* Problem to work on *
Reproduce all the entries exactly and keep the pictures out.

◆ ◆ ◆ ◆ ◆

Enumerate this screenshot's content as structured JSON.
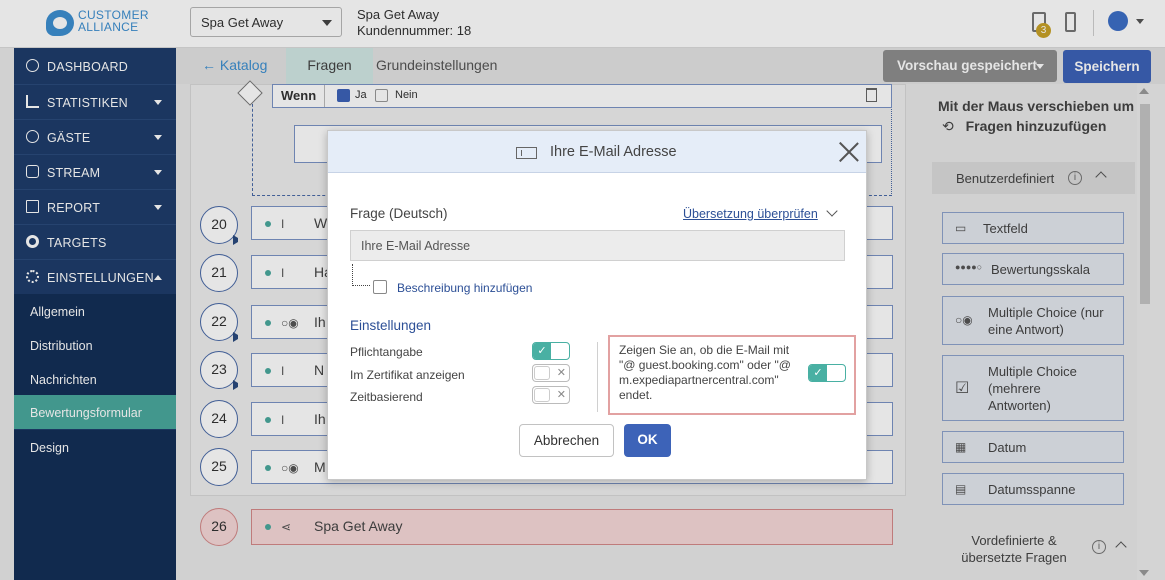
{
  "header": {
    "logo_line1": "CUSTOMER",
    "logo_line2": "ALLIANCE",
    "hotel_select": "Spa Get Away",
    "hotel_name": "Spa Get Away",
    "customer_number": "Kundennummer: 18",
    "notification_count": "3"
  },
  "sidebar": {
    "items": [
      {
        "label": "DASHBOARD"
      },
      {
        "label": "STATISTIKEN"
      },
      {
        "label": "GÄSTE"
      },
      {
        "label": "STREAM"
      },
      {
        "label": "REPORT"
      },
      {
        "label": "TARGETS"
      },
      {
        "label": "EINSTELLUNGEN"
      }
    ],
    "sub_items": [
      {
        "label": "Allgemein"
      },
      {
        "label": "Distribution"
      },
      {
        "label": "Nachrichten"
      },
      {
        "label": "Bewertungsformular"
      },
      {
        "label": "Design"
      }
    ]
  },
  "tabs": {
    "back": "← Katalog",
    "active": "Fragen",
    "other": "Grundeinstellungen"
  },
  "toolbar": {
    "preview_label": "Vorschau gespeichert",
    "save_label": "Speichern"
  },
  "condition": {
    "label": "Wenn",
    "yes": "Ja",
    "no": "Nein"
  },
  "questions": [
    {
      "num": "20",
      "icon": "I",
      "text": "W"
    },
    {
      "num": "21",
      "icon": "I",
      "text": "Ha"
    },
    {
      "num": "22",
      "icon": "○◉",
      "text": "Ih"
    },
    {
      "num": "23",
      "icon": "I",
      "text": "N"
    },
    {
      "num": "24",
      "icon": "I",
      "text": "Ih"
    },
    {
      "num": "25",
      "icon": "○◉",
      "text": "M"
    },
    {
      "num": "26",
      "icon": "⋖",
      "text": "Spa Get Away"
    }
  ],
  "right_panel": {
    "hint": "Mit der Maus verschieben um Fragen hinzuzufügen",
    "section_custom": "Benutzerdefiniert",
    "items": [
      {
        "icon": "▭",
        "label": "Textfeld"
      },
      {
        "icon": "●●●●○",
        "label": "Bewertungsskala"
      },
      {
        "icon": "○◉",
        "label": "Multiple Choice (nur eine Antwort)"
      },
      {
        "icon": "☑",
        "label": "Multiple Choice (mehrere Antworten)"
      },
      {
        "icon": "▦",
        "label": "Datum"
      },
      {
        "icon": "▤",
        "label": "Datumsspanne"
      }
    ],
    "section_predefined": "Vordefinierte & übersetzte Fragen"
  },
  "modal": {
    "title": "Ihre E-Mail Adresse",
    "question_label": "Frage (Deutsch)",
    "translation_link": "Übersetzung überprüfen",
    "question_value": "Ihre E-Mail Adresse",
    "add_description": "Beschreibung hinzufügen",
    "settings_title": "Einstellungen",
    "settings": [
      {
        "label": "Pflichtangabe",
        "on": true
      },
      {
        "label": "Im Zertifikat anzeigen",
        "on": false
      },
      {
        "label": "Zeitbasierend",
        "on": false
      }
    ],
    "email_notice": "Zeigen Sie an, ob die E-Mail mit \"@ guest.booking.com\" oder \"@ m.expediapartnercentral.com\" endet.",
    "cancel_label": "Abbrechen",
    "ok_label": "OK"
  },
  "colors": {
    "sidebar": "#1f3d6b",
    "accent_teal": "#49b0a3",
    "primary_blue": "#3d63b8",
    "highlight_red": "#e2a1a1"
  }
}
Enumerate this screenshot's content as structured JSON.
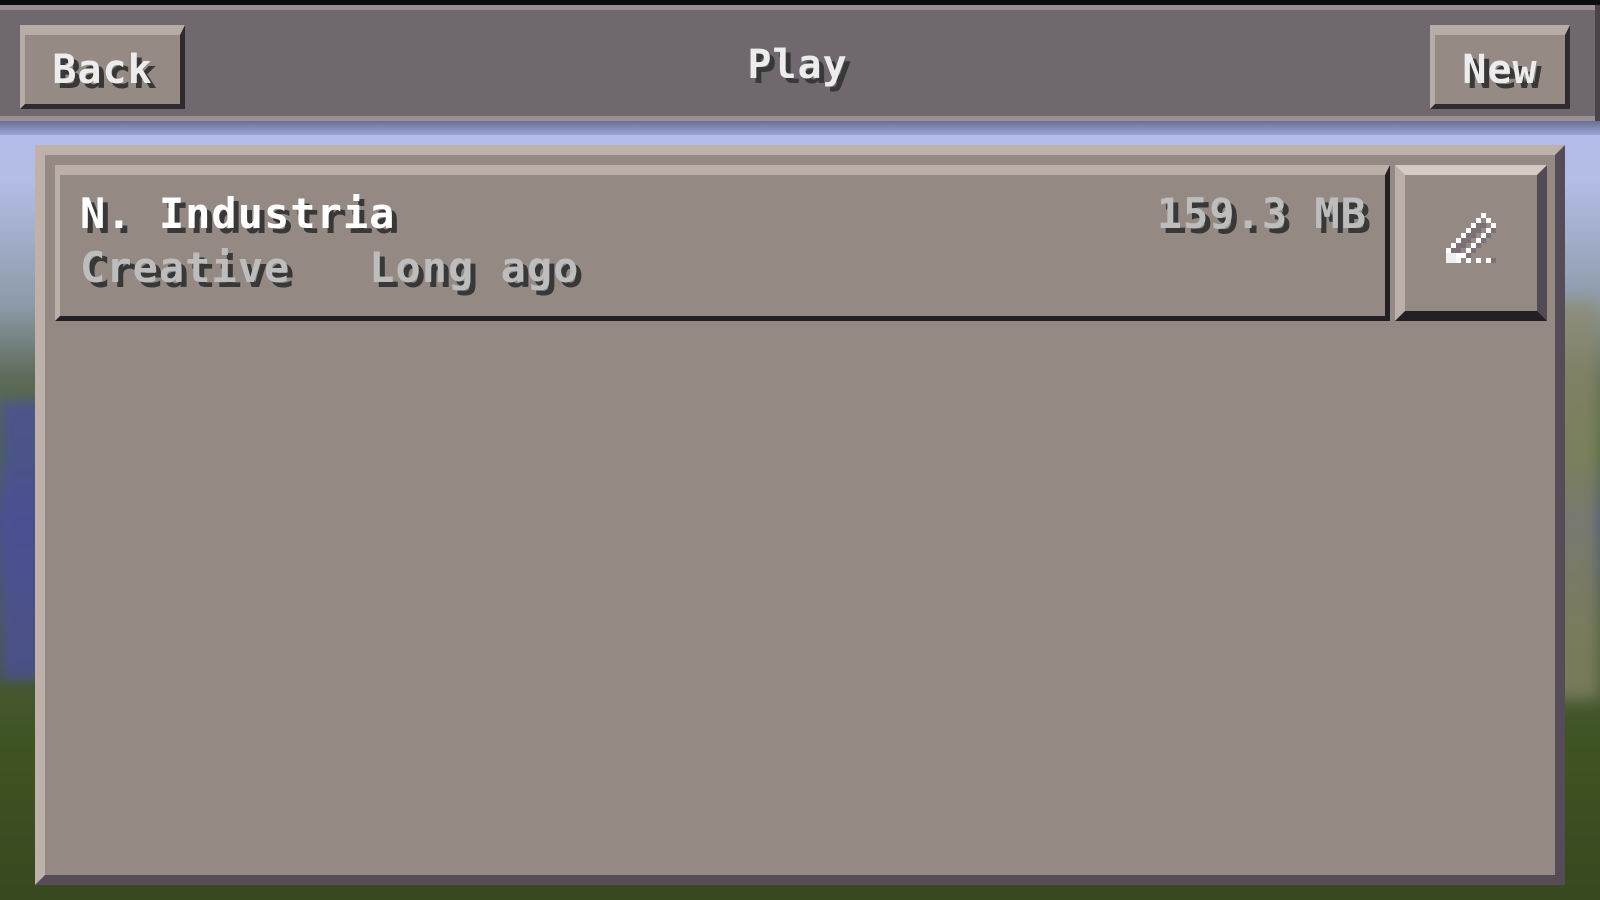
{
  "header": {
    "title": "Play",
    "back_label": "Back",
    "new_label": "New"
  },
  "worlds": [
    {
      "name": "N. Industria",
      "size": "159.3 MB",
      "mode": "Creative",
      "last_played": "Long ago",
      "edit_icon": "pencil-icon"
    }
  ]
}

◆ ◆ ◆ ◆ ◆

* The solution *
Enumerate this screenshot's content as structured JSON.
{
  "header": {
    "logo_line1": "CUSTOMER",
    "logo_line2": "ALLIANCE",
    "hotel_select": "Spa Get Away",
    "hotel_name": "Spa Get Away",
    "customer_number": "Kundennummer: 18",
    "notification_count": "3"
  },
  "sidebar": {
    "items": [
      {
        "label": "DASHBOARD"
      },
      {
        "label": "STATISTIKEN"
      },
      {
        "label": "GÄSTE"
      },
      {
        "label": "STREAM"
      },
      {
        "label": "REPORT"
      },
      {
        "label": "TARGETS"
      },
      {
        "label": "EINSTELLUNGEN"
      }
    ],
    "sub_items": [
      {
        "label": "Allgemein"
      },
      {
        "label": "Distribution"
      },
      {
        "label": "Nachrichten"
      },
      {
        "label": "Bewertungsformular"
      },
      {
        "label": "Design"
      }
    ]
  },
  "tabs": {
    "back": "← Katalog",
    "active": "Fragen",
    "other": "Grundeinstellungen"
  },
  "toolbar": {
    "preview_label": "Vorschau gespeichert",
    "save_label": "Speichern"
  },
  "condition": {
    "label": "Wenn",
    "yes": "Ja",
    "no": "Nein"
  },
  "questions": [
    {
      "num": "20",
      "icon": "I",
      "text": "W"
    },
    {
      "num": "21",
      "icon": "I",
      "text": "Ha"
    },
    {
      "num": "22",
      "icon": "○◉",
      "text": "Ih"
    },
    {
      "num": "23",
      "icon": "I",
      "text": "N"
    },
    {
      "num": "24",
      "icon": "I",
      "text": "Ih"
    },
    {
      "num": "25",
      "icon": "○◉",
      "text": "M"
    },
    {
      "num": "26",
      "icon": "⋖",
      "text": "Spa Get Away"
    }
  ],
  "right_panel": {
    "hint": "Mit der Maus verschieben um Fragen hinzuzufügen",
    "section_custom": "Benutzerdefiniert",
    "items": [
      {
        "icon": "▭",
        "label": "Textfeld"
      },
      {
        "icon": "●●●●○",
        "label": "Bewertungsskala"
      },
      {
        "icon": "○◉",
        "label": "Multiple Choice (nur eine Antwort)"
      },
      {
        "icon": "☑",
        "label": "Multiple Choice (mehrere Antworten)"
      },
      {
        "icon": "▦",
        "label": "Datum"
      },
      {
        "icon": "▤",
        "label": "Datumsspanne"
      }
    ],
    "section_predefined": "Vordefinierte & übersetzte Fragen"
  },
  "modal": {
    "title": "Ihre E-Mail Adresse",
    "question_label": "Frage (Deutsch)",
    "translation_link": "Übersetzung überprüfen",
    "question_value": "Ihre E-Mail Adresse",
    "add_description": "Beschreibung hinzufügen",
    "settings_title": "Einstellungen",
    "settings": [
      {
        "label": "Pflichtangabe",
        "on": true
      },
      {
        "label": "Im Zertifikat anzeigen",
        "on": false
      },
      {
        "label": "Zeitbasierend",
        "on": false
      }
    ],
    "email_notice": "Zeigen Sie an, ob die E-Mail mit \"@ guest.booking.com\" oder \"@ m.expediapartnercentral.com\" endet.",
    "cancel_label": "Abbrechen",
    "ok_label": "OK"
  },
  "colors": {
    "sidebar": "#1f3d6b",
    "accent_teal": "#49b0a3",
    "primary_blue": "#3d63b8",
    "highlight_red": "#e2a1a1"
  }
}
Enumerate this screenshot's content as structured JSON.
{
  "header": {
    "title": "Play",
    "back_label": "Back",
    "new_label": "New"
  },
  "worlds": [
    {
      "name": "N. Industria",
      "size": "159.3 MB",
      "mode": "Creative",
      "last_played": "Long ago",
      "edit_icon": "pencil-icon"
    }
  ]
}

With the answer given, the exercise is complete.